§ **WORK ITEM**:
Would you please return the lines of the material that contain the word "size"?

::: PROVIDED DATA :::

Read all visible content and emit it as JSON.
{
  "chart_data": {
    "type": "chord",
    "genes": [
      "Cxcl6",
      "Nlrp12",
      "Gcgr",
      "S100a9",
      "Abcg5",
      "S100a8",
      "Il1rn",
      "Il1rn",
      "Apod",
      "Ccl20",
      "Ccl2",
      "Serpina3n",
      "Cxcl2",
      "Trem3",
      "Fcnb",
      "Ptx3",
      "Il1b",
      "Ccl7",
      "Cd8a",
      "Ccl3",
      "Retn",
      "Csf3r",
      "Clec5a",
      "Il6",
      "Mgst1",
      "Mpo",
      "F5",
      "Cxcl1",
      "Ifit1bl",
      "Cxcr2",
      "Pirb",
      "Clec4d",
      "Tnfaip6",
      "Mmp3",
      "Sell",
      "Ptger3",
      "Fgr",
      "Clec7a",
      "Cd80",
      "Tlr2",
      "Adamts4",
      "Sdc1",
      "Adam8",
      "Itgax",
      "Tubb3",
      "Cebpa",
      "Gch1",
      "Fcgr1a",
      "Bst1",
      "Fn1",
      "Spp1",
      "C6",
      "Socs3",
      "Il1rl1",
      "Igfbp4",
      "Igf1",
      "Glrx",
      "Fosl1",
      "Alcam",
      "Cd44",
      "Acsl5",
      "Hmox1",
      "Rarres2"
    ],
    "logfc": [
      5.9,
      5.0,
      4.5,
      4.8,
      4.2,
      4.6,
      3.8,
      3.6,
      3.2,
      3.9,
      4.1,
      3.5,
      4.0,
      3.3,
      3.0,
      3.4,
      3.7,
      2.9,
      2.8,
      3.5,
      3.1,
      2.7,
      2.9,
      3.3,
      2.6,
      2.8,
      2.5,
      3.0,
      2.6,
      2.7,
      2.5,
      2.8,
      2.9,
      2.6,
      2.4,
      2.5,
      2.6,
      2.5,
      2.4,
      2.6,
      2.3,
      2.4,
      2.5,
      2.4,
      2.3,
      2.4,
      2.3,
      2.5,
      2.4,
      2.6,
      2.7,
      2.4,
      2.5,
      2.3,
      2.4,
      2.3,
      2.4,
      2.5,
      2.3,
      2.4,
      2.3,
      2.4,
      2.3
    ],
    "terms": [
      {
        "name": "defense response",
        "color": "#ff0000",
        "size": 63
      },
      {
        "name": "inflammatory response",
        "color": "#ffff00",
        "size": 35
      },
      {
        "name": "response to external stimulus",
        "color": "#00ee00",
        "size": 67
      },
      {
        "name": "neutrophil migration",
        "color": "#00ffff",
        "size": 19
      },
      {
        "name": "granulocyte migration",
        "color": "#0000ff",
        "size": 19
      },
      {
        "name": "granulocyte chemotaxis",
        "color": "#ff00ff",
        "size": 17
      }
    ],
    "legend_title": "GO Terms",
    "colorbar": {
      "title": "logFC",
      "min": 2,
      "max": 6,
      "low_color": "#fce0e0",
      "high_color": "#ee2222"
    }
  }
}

:::

§ **ANSWER FOR THE TASK**:
        "size": 63
        "size": 35
        "size": 67
        "size": 19
        "size": 19
        "size": 17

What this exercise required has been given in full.